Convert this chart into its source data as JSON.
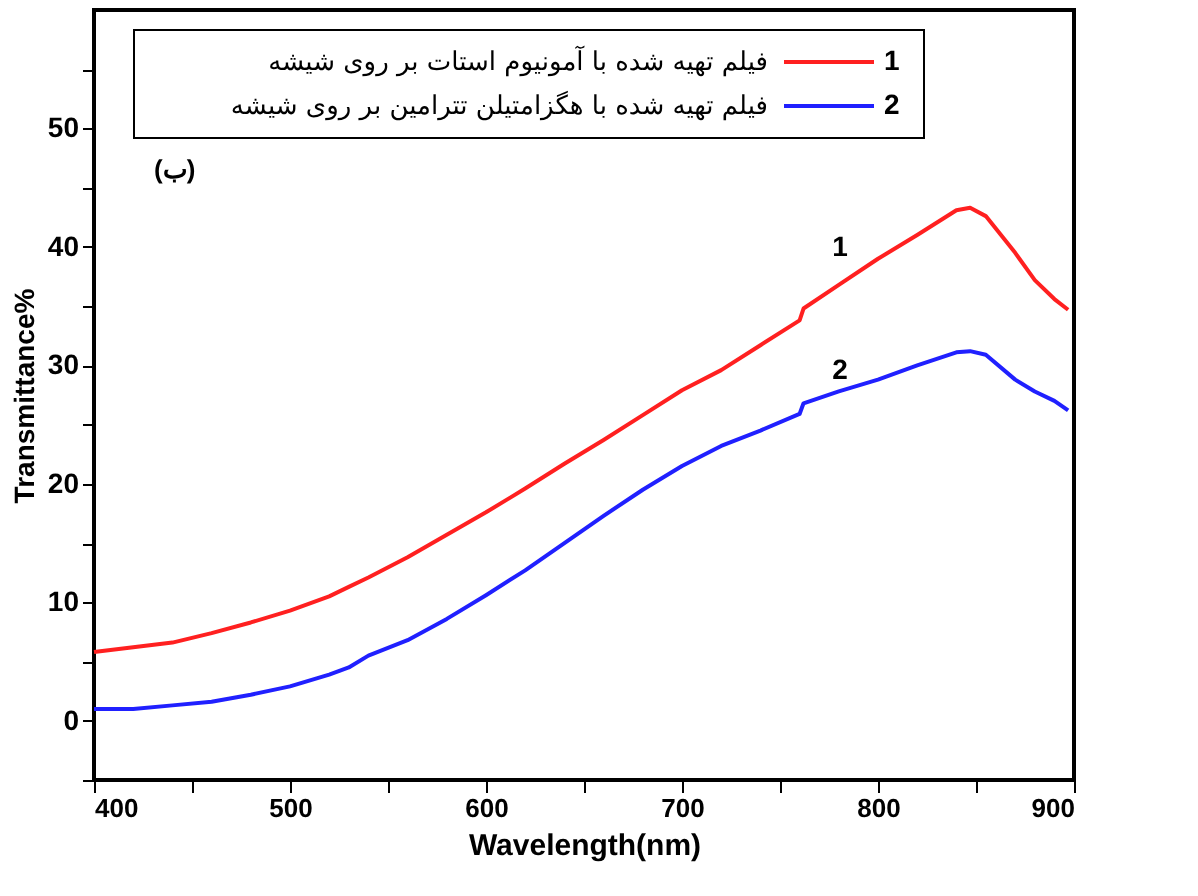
{
  "chart_data": {
    "type": "line",
    "xlabel": "Wavelength(nm)",
    "ylabel": "Transmittance%",
    "x": [
      400,
      420,
      440,
      460,
      480,
      500,
      520,
      530,
      540,
      560,
      580,
      600,
      620,
      640,
      660,
      680,
      700,
      720,
      740,
      760,
      762,
      780,
      800,
      820,
      840,
      847,
      855,
      870,
      880,
      890,
      897
    ],
    "series": [
      {
        "name": "فیلم تهیه شده با آمونیوم استات بر روی شیشه",
        "color": "#ff2020",
        "values": [
          5.8,
          6.2,
          6.6,
          7.4,
          8.3,
          9.3,
          10.5,
          11.3,
          12.1,
          13.8,
          15.7,
          17.6,
          19.6,
          21.7,
          23.7,
          25.8,
          27.9,
          29.6,
          31.7,
          33.8,
          34.8,
          36.8,
          39.0,
          41.0,
          43.1,
          43.3,
          42.6,
          39.5,
          37.2,
          35.6,
          34.7
        ]
      },
      {
        "name": "فیلم تهیه شده با هگزامتیلن تترامین بر روی شیشه",
        "color": "#2020ff",
        "values": [
          1.0,
          1.0,
          1.3,
          1.6,
          2.2,
          2.9,
          3.9,
          4.5,
          5.5,
          6.8,
          8.6,
          10.6,
          12.7,
          15.0,
          17.3,
          19.5,
          21.5,
          23.2,
          24.5,
          25.9,
          26.8,
          27.8,
          28.8,
          30.0,
          31.1,
          31.2,
          30.9,
          28.8,
          27.8,
          27.0,
          26.2
        ]
      }
    ],
    "annotations": [
      "1",
      "2",
      "(ب)"
    ],
    "xlim": [
      400,
      900
    ],
    "xticks": [
      400,
      {
        "value": 450,
        "label": null
      },
      500,
      {
        "value": 550,
        "label": null
      },
      600,
      {
        "value": 650,
        "label": null
      },
      700,
      {
        "value": 750,
        "label": null
      },
      800,
      {
        "value": 850,
        "label": null
      },
      900
    ],
    "ylim": [
      -5,
      60
    ],
    "yticks": [
      {
        "value": -5,
        "label": null
      },
      0,
      {
        "value": 5,
        "label": null
      },
      10,
      {
        "value": 15,
        "label": null
      },
      20,
      {
        "value": 25,
        "label": null
      },
      30,
      {
        "value": 35,
        "label": null
      },
      40,
      {
        "value": 45,
        "label": null
      },
      50,
      {
        "value": 55,
        "label": null
      }
    ],
    "grid": false,
    "legend": "top",
    "marker": "none",
    "line_style": "solid"
  }
}
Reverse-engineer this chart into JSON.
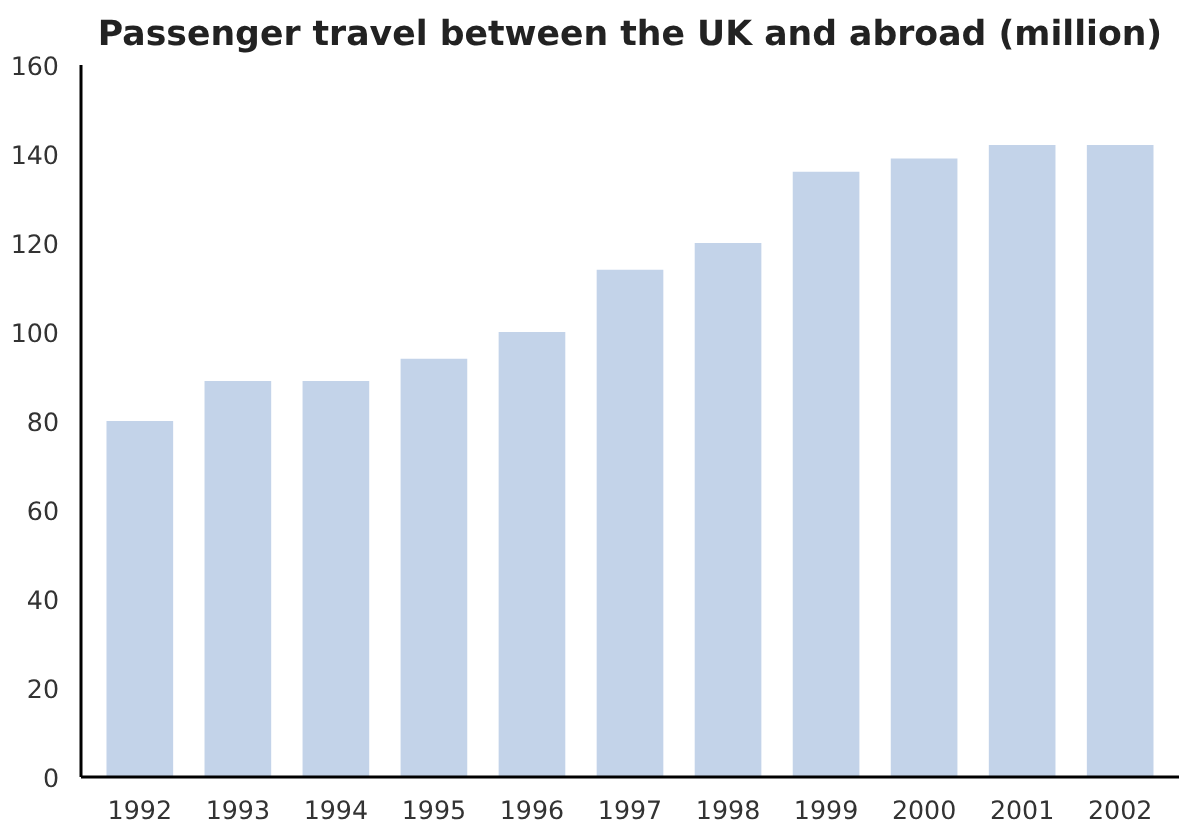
{
  "chart_data": {
    "type": "bar",
    "title": "Passenger travel between the UK and abroad (million)",
    "categories": [
      "1992",
      "1993",
      "1994",
      "1995",
      "1996",
      "1997",
      "1998",
      "1999",
      "2000",
      "2001",
      "2002"
    ],
    "values": [
      80,
      89,
      89,
      94,
      100,
      114,
      120,
      136,
      139,
      142,
      142
    ],
    "color": "#c3d3e9",
    "ylim": [
      0,
      160
    ],
    "yticks": [
      0,
      20,
      40,
      60,
      80,
      100,
      120,
      140,
      160
    ],
    "grid": false
  }
}
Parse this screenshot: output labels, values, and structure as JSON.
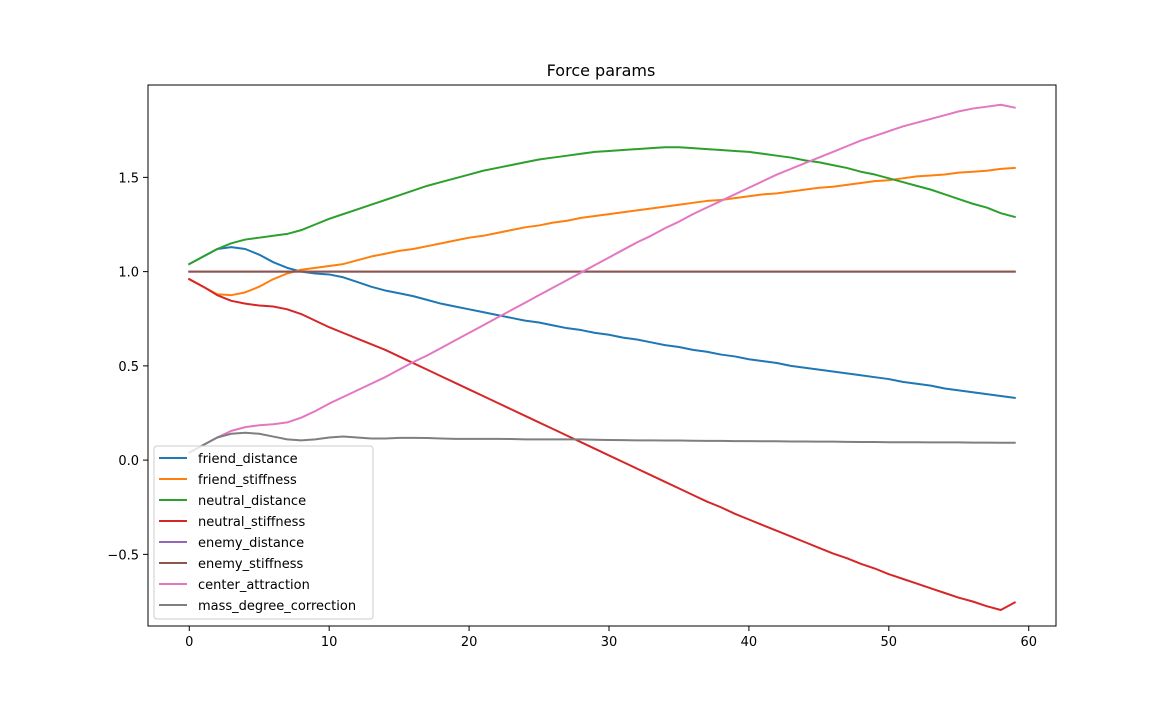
{
  "chart_data": {
    "type": "line",
    "title": "Force params",
    "xlabel": "",
    "ylabel": "",
    "xlim": [
      -2.95,
      61.95
    ],
    "ylim": [
      -0.88,
      1.99
    ],
    "x_ticks": [
      0,
      10,
      20,
      30,
      40,
      50,
      60
    ],
    "y_ticks": [
      -0.5,
      0.0,
      0.5,
      1.0,
      1.5
    ],
    "y_tick_labels": [
      "−0.5",
      "0.0",
      "0.5",
      "1.0",
      "1.5"
    ],
    "grid": false,
    "legend_position": "lower-left",
    "x": [
      0,
      1,
      2,
      3,
      4,
      5,
      6,
      7,
      8,
      9,
      10,
      11,
      12,
      13,
      14,
      15,
      16,
      17,
      18,
      19,
      20,
      21,
      22,
      23,
      24,
      25,
      26,
      27,
      28,
      29,
      30,
      31,
      32,
      33,
      34,
      35,
      36,
      37,
      38,
      39,
      40,
      41,
      42,
      43,
      44,
      45,
      46,
      47,
      48,
      49,
      50,
      51,
      52,
      53,
      54,
      55,
      56,
      57,
      58,
      59
    ],
    "series": [
      {
        "name": "friend_distance",
        "color": "#1f77b4",
        "values": [
          1.04,
          1.08,
          1.12,
          1.13,
          1.12,
          1.09,
          1.05,
          1.02,
          1.0,
          0.99,
          0.985,
          0.97,
          0.945,
          0.92,
          0.9,
          0.885,
          0.87,
          0.85,
          0.83,
          0.815,
          0.8,
          0.785,
          0.77,
          0.755,
          0.74,
          0.73,
          0.715,
          0.7,
          0.69,
          0.675,
          0.665,
          0.65,
          0.64,
          0.625,
          0.61,
          0.6,
          0.585,
          0.575,
          0.56,
          0.55,
          0.535,
          0.525,
          0.515,
          0.5,
          0.49,
          0.48,
          0.47,
          0.46,
          0.45,
          0.44,
          0.43,
          0.415,
          0.405,
          0.395,
          0.38,
          0.37,
          0.36,
          0.35,
          0.34,
          0.33
        ]
      },
      {
        "name": "friend_stiffness",
        "color": "#ff7f0e",
        "values": [
          0.96,
          0.92,
          0.88,
          0.875,
          0.89,
          0.92,
          0.96,
          0.99,
          1.01,
          1.02,
          1.03,
          1.04,
          1.06,
          1.08,
          1.095,
          1.11,
          1.12,
          1.135,
          1.15,
          1.165,
          1.18,
          1.19,
          1.205,
          1.22,
          1.235,
          1.245,
          1.26,
          1.27,
          1.285,
          1.295,
          1.305,
          1.315,
          1.325,
          1.335,
          1.345,
          1.355,
          1.365,
          1.375,
          1.38,
          1.39,
          1.4,
          1.41,
          1.415,
          1.425,
          1.435,
          1.445,
          1.45,
          1.46,
          1.47,
          1.48,
          1.485,
          1.495,
          1.505,
          1.51,
          1.515,
          1.525,
          1.53,
          1.535,
          1.545,
          1.55
        ]
      },
      {
        "name": "neutral_distance",
        "color": "#2ca02c",
        "values": [
          1.04,
          1.08,
          1.12,
          1.15,
          1.17,
          1.18,
          1.19,
          1.2,
          1.22,
          1.25,
          1.28,
          1.305,
          1.33,
          1.355,
          1.38,
          1.405,
          1.43,
          1.455,
          1.475,
          1.495,
          1.515,
          1.535,
          1.55,
          1.565,
          1.58,
          1.595,
          1.605,
          1.615,
          1.625,
          1.635,
          1.64,
          1.645,
          1.65,
          1.655,
          1.66,
          1.66,
          1.655,
          1.65,
          1.645,
          1.64,
          1.635,
          1.625,
          1.615,
          1.605,
          1.59,
          1.58,
          1.565,
          1.55,
          1.53,
          1.515,
          1.495,
          1.475,
          1.455,
          1.435,
          1.41,
          1.385,
          1.36,
          1.34,
          1.31,
          1.29
        ]
      },
      {
        "name": "neutral_stiffness",
        "color": "#d62728",
        "values": [
          0.96,
          0.92,
          0.875,
          0.845,
          0.83,
          0.82,
          0.815,
          0.8,
          0.775,
          0.74,
          0.705,
          0.675,
          0.645,
          0.615,
          0.585,
          0.55,
          0.515,
          0.48,
          0.445,
          0.41,
          0.375,
          0.34,
          0.305,
          0.27,
          0.235,
          0.2,
          0.165,
          0.13,
          0.095,
          0.06,
          0.025,
          -0.01,
          -0.045,
          -0.08,
          -0.115,
          -0.15,
          -0.185,
          -0.22,
          -0.25,
          -0.285,
          -0.315,
          -0.345,
          -0.375,
          -0.405,
          -0.435,
          -0.465,
          -0.495,
          -0.52,
          -0.55,
          -0.575,
          -0.605,
          -0.63,
          -0.655,
          -0.68,
          -0.705,
          -0.73,
          -0.75,
          -0.775,
          -0.795,
          -0.755
        ]
      },
      {
        "name": "enemy_distance",
        "color": "#9467bd",
        "values": [
          1.0,
          1.0,
          1.0,
          1.0,
          1.0,
          1.0,
          1.0,
          1.0,
          1.0,
          1.0,
          1.0,
          1.0,
          1.0,
          1.0,
          1.0,
          1.0,
          1.0,
          1.0,
          1.0,
          1.0,
          1.0,
          1.0,
          1.0,
          1.0,
          1.0,
          1.0,
          1.0,
          1.0,
          1.0,
          1.0,
          1.0,
          1.0,
          1.0,
          1.0,
          1.0,
          1.0,
          1.0,
          1.0,
          1.0,
          1.0,
          1.0,
          1.0,
          1.0,
          1.0,
          1.0,
          1.0,
          1.0,
          1.0,
          1.0,
          1.0,
          1.0,
          1.0,
          1.0,
          1.0,
          1.0,
          1.0,
          1.0,
          1.0,
          1.0,
          1.0
        ]
      },
      {
        "name": "enemy_stiffness",
        "color": "#8c564b",
        "values": [
          1.0,
          1.0,
          1.0,
          1.0,
          1.0,
          1.0,
          1.0,
          1.0,
          1.0,
          1.0,
          1.0,
          1.0,
          1.0,
          1.0,
          1.0,
          1.0,
          1.0,
          1.0,
          1.0,
          1.0,
          1.0,
          1.0,
          1.0,
          1.0,
          1.0,
          1.0,
          1.0,
          1.0,
          1.0,
          1.0,
          1.0,
          1.0,
          1.0,
          1.0,
          1.0,
          1.0,
          1.0,
          1.0,
          1.0,
          1.0,
          1.0,
          1.0,
          1.0,
          1.0,
          1.0,
          1.0,
          1.0,
          1.0,
          1.0,
          1.0,
          1.0,
          1.0,
          1.0,
          1.0,
          1.0,
          1.0,
          1.0,
          1.0,
          1.0,
          1.0
        ]
      },
      {
        "name": "center_attraction",
        "color": "#e377c2",
        "values": [
          0.04,
          0.08,
          0.12,
          0.155,
          0.175,
          0.185,
          0.19,
          0.2,
          0.225,
          0.26,
          0.3,
          0.335,
          0.37,
          0.405,
          0.44,
          0.48,
          0.52,
          0.555,
          0.595,
          0.635,
          0.675,
          0.715,
          0.755,
          0.795,
          0.835,
          0.875,
          0.915,
          0.955,
          0.995,
          1.035,
          1.075,
          1.115,
          1.155,
          1.19,
          1.23,
          1.265,
          1.305,
          1.34,
          1.375,
          1.41,
          1.445,
          1.48,
          1.515,
          1.545,
          1.575,
          1.605,
          1.635,
          1.665,
          1.695,
          1.72,
          1.745,
          1.77,
          1.79,
          1.81,
          1.83,
          1.85,
          1.865,
          1.875,
          1.885,
          1.87
        ]
      },
      {
        "name": "mass_degree_correction",
        "color": "#7f7f7f",
        "values": [
          0.04,
          0.08,
          0.12,
          0.14,
          0.145,
          0.14,
          0.125,
          0.11,
          0.105,
          0.11,
          0.12,
          0.125,
          0.12,
          0.115,
          0.115,
          0.118,
          0.118,
          0.117,
          0.115,
          0.113,
          0.113,
          0.113,
          0.113,
          0.112,
          0.11,
          0.11,
          0.11,
          0.11,
          0.11,
          0.108,
          0.107,
          0.106,
          0.105,
          0.105,
          0.104,
          0.104,
          0.103,
          0.102,
          0.102,
          0.101,
          0.101,
          0.1,
          0.1,
          0.099,
          0.099,
          0.098,
          0.098,
          0.097,
          0.096,
          0.096,
          0.095,
          0.095,
          0.095,
          0.094,
          0.094,
          0.094,
          0.093,
          0.093,
          0.092,
          0.092
        ]
      }
    ]
  }
}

________________________________________

## WHAT THE TASK REQUIRES
Each line that holds the string "this" counts once; give the total and nothing else.

## RIGHT ANSWER
3